- [GIVEN REQUEST 1]:
In the forum post about moving from fastai 0.7 to 1.0, which fastai version did the writer use to build the earlier text models?

- [EXTRACT]:
Hey there,
I’m a proud fastai user and I really love what you are doing for the community.
I have implemented a few text models using fastai 0.7 - ULMFiT.
As fastai 1.0 seems to be designed much better I’d like to migrate from 0.7 to 1.0.
Code wise it’s pretty straightforward.
I have problem with migrating the weights that I’ve trained in the past.
See below to understand the issue.
Old language had model definition:
SequentialRNN(
(0): RNN_Encoder(
(encoder): Embedding(30002, 400, padding_idx=1)
(encoder_with_dropout): EmbeddingDropout(
(embed): Embedding(30002, 400, padding_idx=1)
)
(rnns): ModuleList(
(0): WeightDrop(
(module): LSTM(400, 1150)
)
(1): WeightDrop(
(module): LSTM(1150, 1150)
)
(2): WeightDrop(
(module): LSTM(1150, 400)
)
)
(dropouti): LockedDropout()
(dropouths): ModuleList(
(0): LockedDropout()
(1): LockedDropout()
(2): LockedDropout()
)
)
(1): LinearDecoder(
(decoder): Linear(in_features=400, out_features=30002, bias=False)
(dropout): LockedDropout()
)
)
While the new version:
SequentialRNN(
(0): RNNCore(
(encoder): Embedding(30002, 400, padding_idx=1)
(encoder_dp): EmbeddingDropout(
(emb): Embedding(30002, 400, padding_idx=1)
)
(rnns): ModuleList(
(0): WeightDropout(
(module): LSTM(400, 1150, batch_first=True)
)
(1): WeightDropout(
(module): LSTM(1150, 1150, batch_first=True)
)
(2): WeightDropout(
(module): LSTM(1150, 400, batch_first=True)
)
)
(input_dp): RNNDropout()
(hidden_dps): ModuleList(
(0): RNNDropout()
(1): RNNDropout()
(2): RNNDropout()
)
)
(1): LinearDecoder(
(decoder): Linear(in_features=400, out_features=30002, bias=True)
(output_dp): RNNDropout()
)
)
I’ve noticed differences in WeightDropout
as it requires one more matrix - '0.rnns.0.module.weight_hh_l0'
- which is 0.rnns.0.weight_hh_l0_raw
after dropout. Also I’m not sure if LockedDropout
and RNNDropout
is the same thing.

- [DATA FOR PROCESSING]:
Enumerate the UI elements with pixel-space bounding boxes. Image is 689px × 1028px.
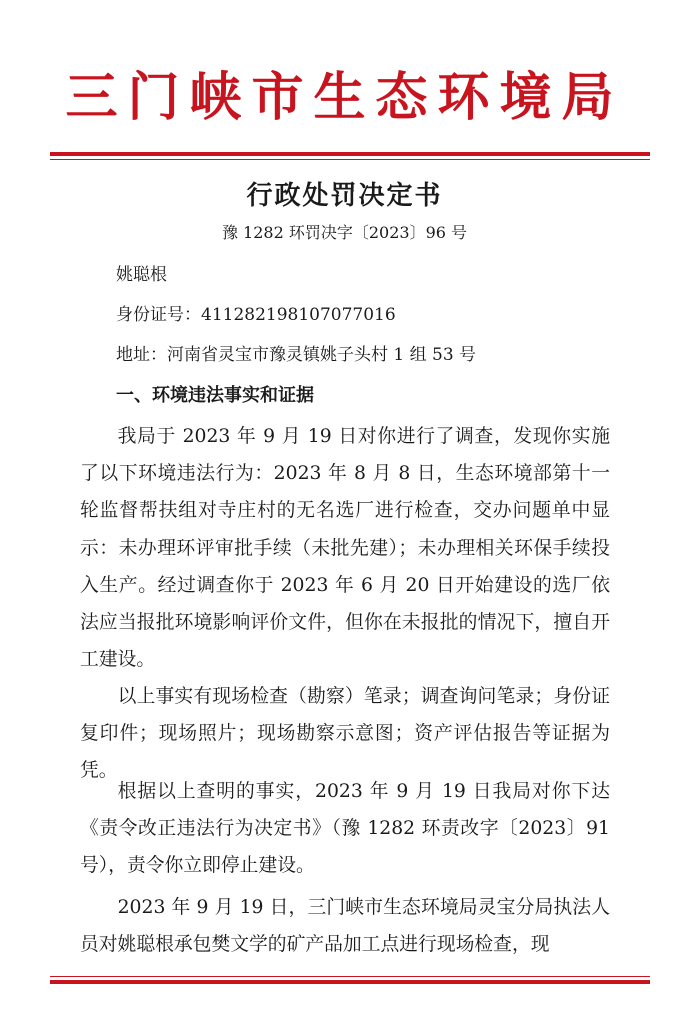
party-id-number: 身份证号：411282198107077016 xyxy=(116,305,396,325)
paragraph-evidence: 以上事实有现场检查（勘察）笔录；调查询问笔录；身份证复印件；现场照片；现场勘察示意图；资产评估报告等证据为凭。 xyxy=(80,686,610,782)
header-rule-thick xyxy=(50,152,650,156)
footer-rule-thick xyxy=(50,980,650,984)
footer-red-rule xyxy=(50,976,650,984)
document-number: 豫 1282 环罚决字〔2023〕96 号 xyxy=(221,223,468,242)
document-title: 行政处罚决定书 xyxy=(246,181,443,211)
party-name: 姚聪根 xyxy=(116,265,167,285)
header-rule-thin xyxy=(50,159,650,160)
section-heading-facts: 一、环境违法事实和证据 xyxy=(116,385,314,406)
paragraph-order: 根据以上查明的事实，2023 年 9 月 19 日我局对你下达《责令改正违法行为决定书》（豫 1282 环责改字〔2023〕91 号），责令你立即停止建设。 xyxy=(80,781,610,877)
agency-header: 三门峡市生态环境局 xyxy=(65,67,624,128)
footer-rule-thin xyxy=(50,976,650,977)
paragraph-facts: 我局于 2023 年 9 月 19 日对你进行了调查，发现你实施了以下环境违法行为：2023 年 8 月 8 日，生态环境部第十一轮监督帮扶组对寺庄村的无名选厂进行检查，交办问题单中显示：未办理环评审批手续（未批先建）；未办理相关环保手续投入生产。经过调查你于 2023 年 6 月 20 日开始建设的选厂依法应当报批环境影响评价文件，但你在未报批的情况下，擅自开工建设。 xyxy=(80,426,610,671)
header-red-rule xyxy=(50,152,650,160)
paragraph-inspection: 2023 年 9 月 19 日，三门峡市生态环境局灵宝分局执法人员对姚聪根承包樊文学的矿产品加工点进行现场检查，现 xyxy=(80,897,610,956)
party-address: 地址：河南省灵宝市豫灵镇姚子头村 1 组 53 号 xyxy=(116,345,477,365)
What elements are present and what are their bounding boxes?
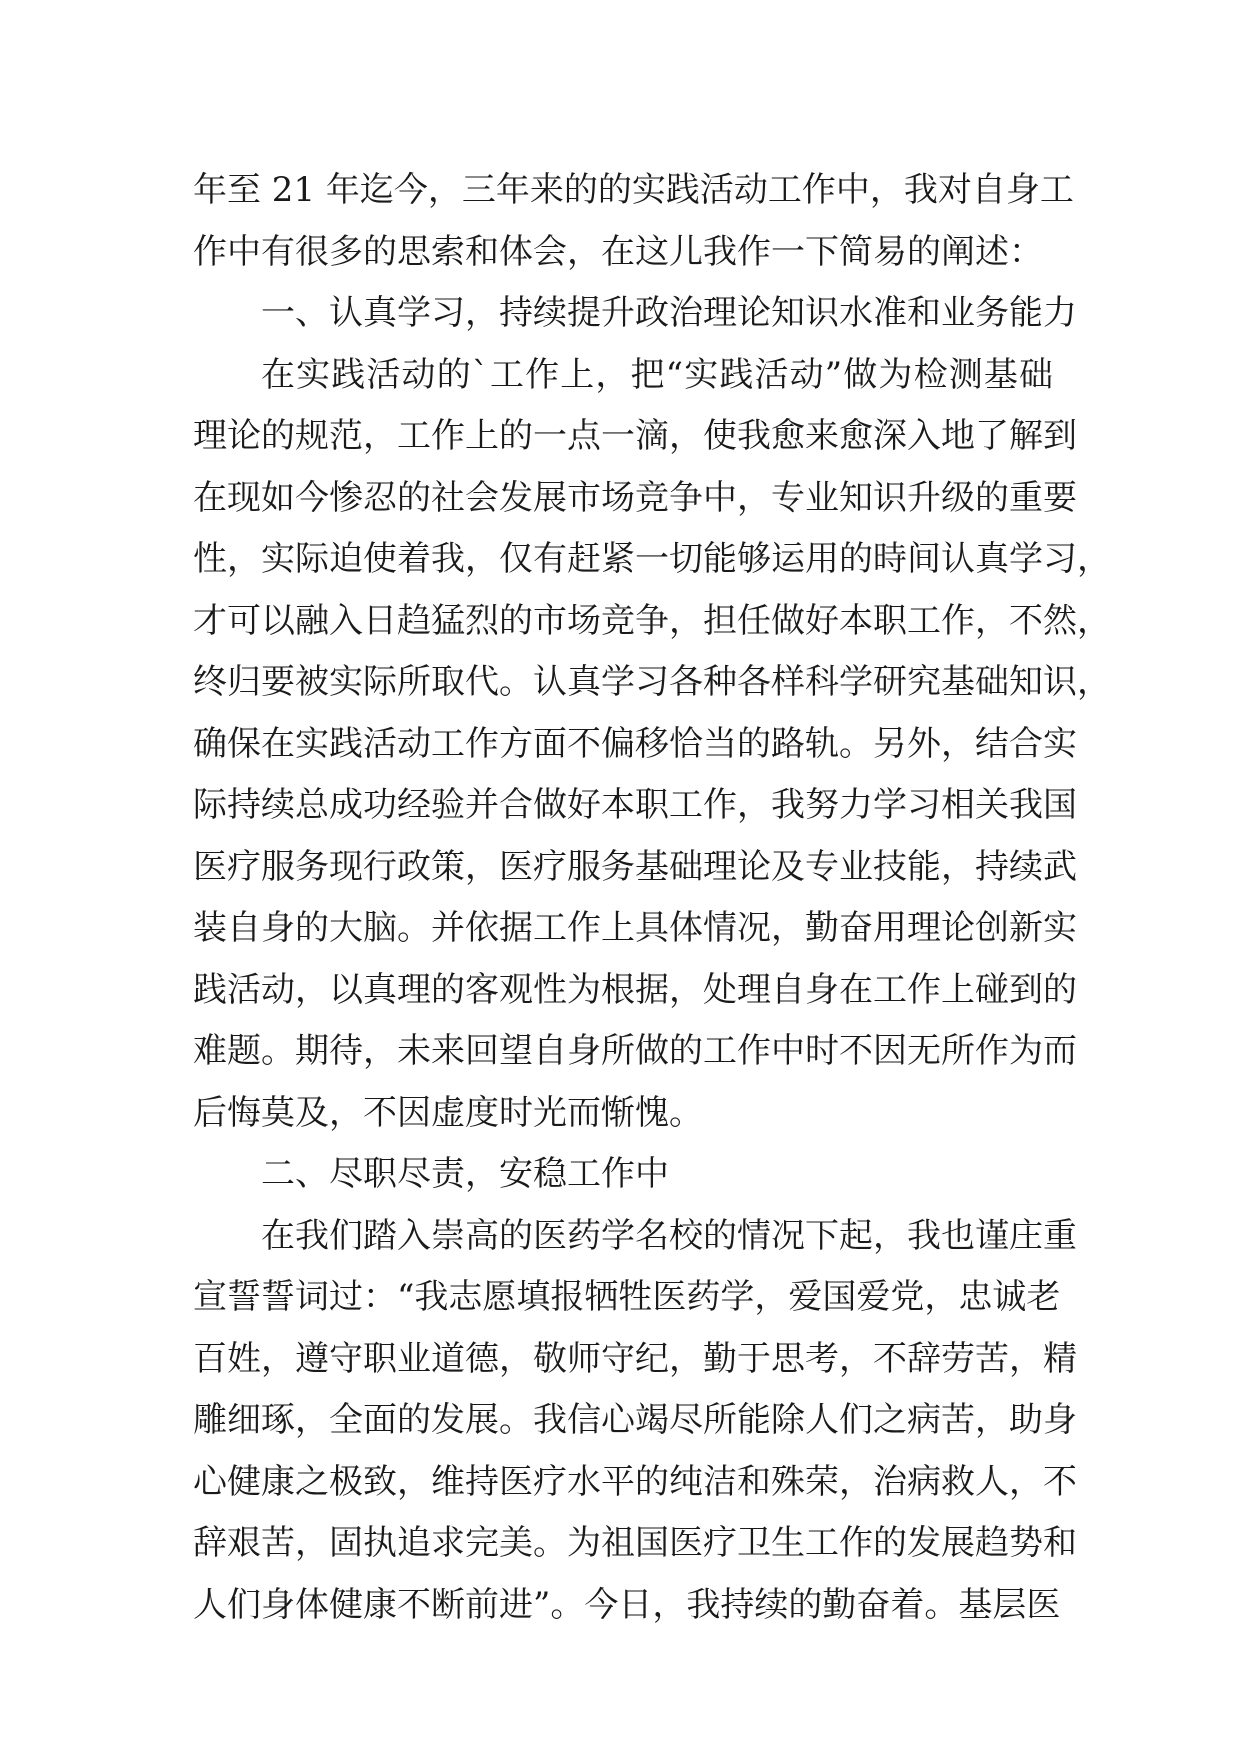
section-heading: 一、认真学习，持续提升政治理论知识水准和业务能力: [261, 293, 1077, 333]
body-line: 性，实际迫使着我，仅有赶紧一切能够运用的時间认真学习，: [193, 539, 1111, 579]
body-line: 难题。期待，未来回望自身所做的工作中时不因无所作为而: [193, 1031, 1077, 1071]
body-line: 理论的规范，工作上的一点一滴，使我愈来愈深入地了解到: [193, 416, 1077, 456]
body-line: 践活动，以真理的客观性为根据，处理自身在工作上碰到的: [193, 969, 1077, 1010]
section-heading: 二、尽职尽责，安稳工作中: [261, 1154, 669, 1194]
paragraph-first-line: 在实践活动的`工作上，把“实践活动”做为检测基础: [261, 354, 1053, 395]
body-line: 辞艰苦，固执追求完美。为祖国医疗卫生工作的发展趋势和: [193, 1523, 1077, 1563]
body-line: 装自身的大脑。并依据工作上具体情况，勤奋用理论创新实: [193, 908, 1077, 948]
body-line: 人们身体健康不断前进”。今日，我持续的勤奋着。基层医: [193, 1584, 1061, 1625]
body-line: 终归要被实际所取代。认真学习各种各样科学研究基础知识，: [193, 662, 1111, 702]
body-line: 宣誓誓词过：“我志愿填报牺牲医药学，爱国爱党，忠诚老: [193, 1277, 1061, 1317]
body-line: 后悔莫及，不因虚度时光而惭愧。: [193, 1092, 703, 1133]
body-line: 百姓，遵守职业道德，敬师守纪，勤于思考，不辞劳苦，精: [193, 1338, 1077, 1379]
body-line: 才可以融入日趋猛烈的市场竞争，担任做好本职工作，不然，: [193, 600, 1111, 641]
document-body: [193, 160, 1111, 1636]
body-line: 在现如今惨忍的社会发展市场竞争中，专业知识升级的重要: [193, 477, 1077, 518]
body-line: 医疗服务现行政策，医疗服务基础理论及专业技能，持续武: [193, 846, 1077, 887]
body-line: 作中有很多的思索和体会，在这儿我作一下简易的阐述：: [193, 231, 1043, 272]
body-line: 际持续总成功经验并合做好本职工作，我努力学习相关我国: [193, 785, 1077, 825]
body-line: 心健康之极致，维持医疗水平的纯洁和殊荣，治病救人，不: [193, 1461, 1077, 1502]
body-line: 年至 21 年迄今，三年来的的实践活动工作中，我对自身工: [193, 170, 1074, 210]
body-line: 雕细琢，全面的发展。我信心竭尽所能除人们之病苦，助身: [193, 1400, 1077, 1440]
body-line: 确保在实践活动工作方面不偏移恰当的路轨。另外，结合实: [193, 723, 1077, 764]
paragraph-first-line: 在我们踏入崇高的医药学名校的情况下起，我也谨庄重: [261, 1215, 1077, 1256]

- [GIVEN REQUEST 2]:
Select every line of the records that contains the word "elements". Case counts.

- [COMPLETE ANSWER 1]:
fastai 0.7 (ULMFiT).

- [COMPLETE ANSWER 2]:
Enumerate the UI elements with pixel-space bounding boxes. Image is 689px × 1028px.
What elements are present and what are their bounding boxes?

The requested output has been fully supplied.